### WORK TO DO:
Can you copy out all of the material below word for word, leaving out the pictures?

----------

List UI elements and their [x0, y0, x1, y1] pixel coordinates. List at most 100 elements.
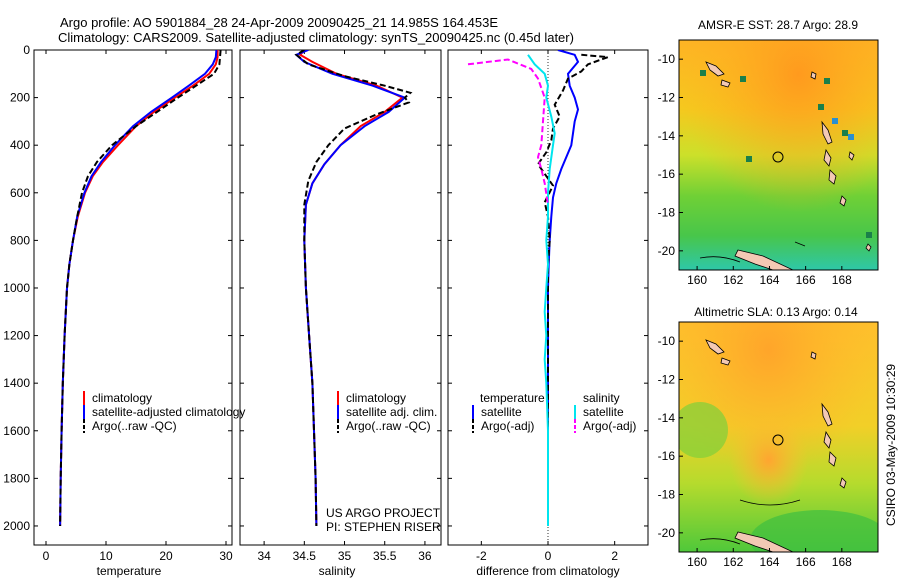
island: [720, 357, 731, 366]
new-caledonia: [734, 249, 794, 270]
sst-pixel: [740, 76, 746, 82]
map-x-tick-label: 166: [796, 555, 816, 569]
map-x-tick-label: 164: [759, 273, 779, 287]
x-tick-label: 0: [545, 549, 552, 563]
legend-label-climatology: climatology: [346, 391, 406, 405]
sla-map: [679, 322, 878, 552]
sla-map-ticks: 160 162 164 166 168 -10 -12 -14 -16 -18 -20: [658, 334, 852, 569]
sla-green-patch: [679, 402, 728, 458]
map-y-tick-label: -18: [658, 488, 676, 502]
x-tick-label: 34: [257, 549, 271, 563]
map-x-tick-label: 168: [832, 555, 852, 569]
island: [848, 151, 855, 161]
salinity-axes: [239, 49, 442, 546]
temperature-axes: [33, 49, 233, 546]
island: [839, 195, 847, 207]
difference-series: [467, 50, 609, 526]
x-tick-label: 35.5: [373, 549, 397, 563]
map-y-tick-label: -16: [658, 167, 676, 181]
csiro-timestamp: CSIRO 03-May-2009 10:30:29: [884, 364, 898, 526]
map-x-tick-label: 160: [687, 555, 707, 569]
map-y-tick-label: -12: [658, 373, 676, 387]
reef-outline: [699, 241, 806, 263]
salinity-legend: climatology satellite adj. clim. Argo(..…: [337, 391, 437, 433]
y-tick-label: 0: [23, 43, 30, 57]
project-pi: PI: STEPHEN RISER: [326, 520, 441, 534]
legend-label-satellite: satellite adj. clim.: [346, 405, 437, 419]
legend-title-temperature: temperature: [480, 391, 545, 405]
sst-pixel: [746, 156, 752, 162]
new-caledonia: [734, 531, 794, 552]
island: [865, 243, 872, 252]
sla-green-patch: [750, 510, 878, 552]
temperature-legend: climatology satellite-adjusted climatolo…: [83, 391, 245, 433]
sla-float-marker: [772, 434, 784, 446]
island: [810, 351, 817, 360]
island: [705, 61, 725, 77]
sst-pixel: [848, 134, 854, 140]
map-x-tick-label: 160: [687, 273, 707, 287]
y-tick-label: 1000: [3, 281, 30, 295]
salinity-ticks: 34 34.5 35 35.5 36: [257, 50, 432, 563]
reef-outline: [699, 499, 801, 545]
series-line-argo-raw-qc-: [294, 50, 413, 527]
y-tick-label: 800: [10, 233, 30, 247]
x-tick-label: 35: [338, 549, 352, 563]
sst-map-frame: [678, 39, 879, 271]
legend-label-climatology: climatology: [92, 391, 152, 405]
map-x-tick-label: 168: [832, 273, 852, 287]
y-tick-label: 600: [10, 186, 30, 200]
difference-legend: temperature satellite Argo(-adj) salinit…: [472, 391, 636, 433]
x-tick-label: 10: [99, 549, 113, 563]
sla-map-title: Altimetric SLA: 0.13 Argo: 0.14: [694, 305, 858, 319]
temperature-xlabel: temperature: [97, 564, 162, 578]
map-y-tick-label: -14: [658, 411, 676, 425]
island: [720, 79, 731, 88]
island: [828, 451, 837, 467]
legend-label-argo: Argo(..raw -QC): [346, 419, 431, 433]
map-y-tick-label: -14: [658, 129, 676, 143]
sst-pixel: [866, 232, 872, 238]
project-name: US ARGO PROJECT: [326, 506, 441, 520]
y-tick-label: 2000: [3, 519, 30, 533]
series-line-temperature-argo-adj-: [536, 53, 609, 526]
map-y-tick-label: -16: [658, 449, 676, 463]
x-tick-label: 2: [611, 549, 618, 563]
difference-ticks: -2 0 2: [476, 50, 618, 563]
x-tick-label: 34.5: [293, 549, 317, 563]
legend-label-satellite: satellite-adjusted climatology: [92, 405, 245, 419]
series-line-satellite: [294, 50, 407, 527]
x-tick-label: 20: [159, 549, 173, 563]
figure-title-line1: Argo profile: AO 5901884_28 24-Apr-2009 …: [60, 15, 498, 30]
legend-label-temp-satellite: satellite: [481, 405, 522, 419]
map-y-tick-label: -20: [658, 526, 676, 540]
salinity-xlabel: salinity: [319, 564, 356, 578]
y-tick-label: 1600: [3, 424, 30, 438]
y-tick-label: 400: [10, 138, 30, 152]
sla-map-frame: [678, 321, 879, 553]
map-x-tick-label: 162: [723, 555, 743, 569]
sst-pixel: [832, 118, 838, 124]
map-y-tick-label: -10: [658, 334, 676, 348]
island: [810, 71, 817, 80]
sst-map-title: AMSR-E SST: 28.7 Argo: 28.9: [698, 18, 858, 32]
sst-map: [679, 40, 878, 270]
sst-warm-patch: [679, 40, 878, 270]
island: [705, 339, 725, 355]
map-x-tick-label: 164: [759, 555, 779, 569]
y-tick-label: 1400: [3, 376, 30, 390]
map-y-tick-label: -10: [658, 52, 676, 66]
island: [823, 148, 832, 167]
legend-title-salinity: salinity: [583, 391, 620, 405]
sst-pixel: [700, 70, 706, 76]
sst-pixel: [818, 104, 824, 110]
map-y-tick-label: -20: [658, 244, 676, 258]
x-tick-label: 36: [418, 549, 432, 563]
island: [821, 120, 833, 145]
series-line-salinity-argo-adj-: [467, 58, 549, 205]
legend-label-argo: Argo(..raw -QC): [92, 419, 177, 433]
sst-pixels: [700, 70, 872, 238]
figure-title-line2: Climatology: CARS2009. Satellite-adjuste…: [58, 30, 574, 45]
temperature-series: [59, 50, 222, 527]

----------

### THE SOLUTION:
List UI elements and their [x0, y0, x1, y1] pixel coordinates. List at most 100 elements.
island: [720, 357, 731, 366]
new-caledonia: [734, 249, 794, 270]
sst-pixel: [740, 76, 746, 82]
map-x-tick-label: 166: [796, 555, 816, 569]
map-x-tick-label: 164: [759, 273, 779, 287]
x-tick-label: 0: [545, 549, 552, 563]
legend-label-climatology: climatology: [346, 391, 406, 405]
sla-map: [679, 322, 878, 552]
sla-map-ticks: 160 162 164 166 168 -10 -12 -14 -16 -18 -20: [658, 334, 852, 569]
sla-green-patch: [679, 402, 728, 458]
map-y-tick-label: -18: [658, 488, 676, 502]
x-tick-label: 34: [257, 549, 271, 563]
map-x-tick-label: 168: [832, 555, 852, 569]
island: [848, 151, 855, 161]
salinity-axes: [239, 49, 442, 546]
temperature-axes: [33, 49, 233, 546]
island: [839, 195, 847, 207]
difference-series: [467, 50, 609, 526]
x-tick-label: 35.5: [373, 549, 397, 563]
map-y-tick-label: -16: [658, 167, 676, 181]
csiro-timestamp: CSIRO 03-May-2009 10:30:29: [884, 364, 898, 526]
map-x-tick-label: 160: [687, 555, 707, 569]
map-y-tick-label: -12: [658, 373, 676, 387]
reef-outline: [699, 241, 806, 263]
salinity-legend: climatology satellite adj. clim. Argo(..…: [337, 391, 437, 433]
y-tick-label: 0: [23, 43, 30, 57]
project-pi: PI: STEPHEN RISER: [326, 520, 441, 534]
legend-label-satellite: satellite adj. clim.: [346, 405, 437, 419]
legend-title-temperature: temperature: [480, 391, 545, 405]
sst-pixel: [746, 156, 752, 162]
new-caledonia: [734, 531, 794, 552]
island: [865, 243, 872, 252]
sla-green-patch: [750, 510, 878, 552]
temperature-legend: climatology satellite-adjusted climatolo…: [83, 391, 245, 433]
sla-float-marker: [772, 434, 784, 446]
island: [810, 351, 817, 360]
island: [705, 61, 725, 77]
sst-pixel: [848, 134, 854, 140]
map-x-tick-label: 160: [687, 273, 707, 287]
y-tick-label: 1000: [3, 281, 30, 295]
salinity-ticks: 34 34.5 35 35.5 36: [257, 50, 432, 563]
reef-outline: [699, 499, 801, 545]
series-line-argo-raw-qc-: [294, 50, 413, 527]
y-tick-label: 800: [10, 233, 30, 247]
x-tick-label: 35: [338, 549, 352, 563]
sst-map-frame: [678, 39, 879, 271]
legend-label-climatology: climatology: [92, 391, 152, 405]
map-x-tick-label: 168: [832, 273, 852, 287]
y-tick-label: 600: [10, 186, 30, 200]
difference-legend: temperature satellite Argo(-adj) salinit…: [472, 391, 636, 433]
x-tick-label: 10: [99, 549, 113, 563]
sla-map-title: Altimetric SLA: 0.13 Argo: 0.14: [694, 305, 858, 319]
temperature-xlabel: temperature: [97, 564, 162, 578]
map-y-tick-label: -14: [658, 411, 676, 425]
island: [720, 79, 731, 88]
island: [828, 451, 837, 467]
legend-label-argo: Argo(..raw -QC): [346, 419, 431, 433]
map-y-tick-label: -14: [658, 129, 676, 143]
sst-pixel: [866, 232, 872, 238]
project-name: US ARGO PROJECT: [326, 506, 441, 520]
y-tick-label: 2000: [3, 519, 30, 533]
series-line-temperature-argo-adj-: [536, 53, 609, 526]
map-y-tick-label: -16: [658, 449, 676, 463]
x-tick-label: 2: [611, 549, 618, 563]
difference-ticks: -2 0 2: [476, 50, 618, 563]
x-tick-label: 34.5: [293, 549, 317, 563]
legend-label-satellite: satellite-adjusted climatology: [92, 405, 245, 419]
series-line-satellite: [294, 50, 407, 527]
x-tick-label: 20: [159, 549, 173, 563]
figure-title-line1: Argo profile: AO 5901884_28 24-Apr-2009 …: [60, 15, 498, 30]
legend-label-temp-satellite: satellite: [481, 405, 522, 419]
map-y-tick-label: -20: [658, 526, 676, 540]
salinity-xlabel: salinity: [319, 564, 356, 578]
y-tick-label: 1600: [3, 424, 30, 438]
y-tick-label: 400: [10, 138, 30, 152]
sla-map-frame: [678, 321, 879, 553]
map-x-tick-label: 162: [723, 555, 743, 569]
sst-pixel: [832, 118, 838, 124]
map-y-tick-label: -10: [658, 334, 676, 348]
island: [810, 71, 817, 80]
sst-map-title: AMSR-E SST: 28.7 Argo: 28.9: [698, 18, 858, 32]
sst-map: [679, 40, 878, 270]
sst-warm-patch: [679, 40, 878, 270]
island: [705, 339, 725, 355]
map-x-tick-label: 164: [759, 555, 779, 569]
y-tick-label: 1400: [3, 376, 30, 390]
map-y-tick-label: -10: [658, 52, 676, 66]
island: [823, 148, 832, 167]
legend-title-salinity: salinity: [583, 391, 620, 405]
sst-pixel: [700, 70, 706, 76]
sst-pixel: [818, 104, 824, 110]
map-y-tick-label: -20: [658, 244, 676, 258]
x-tick-label: 36: [418, 549, 432, 563]
island: [821, 120, 833, 145]
series-line-salinity-argo-adj-: [467, 58, 549, 205]
legend-label-argo: Argo(..raw -QC): [92, 419, 177, 433]
sst-pixels: [700, 70, 872, 238]
figure-title-line2: Climatology: CARS2009. Satellite-adjuste…: [58, 30, 574, 45]
temperature-series: [59, 50, 222, 527]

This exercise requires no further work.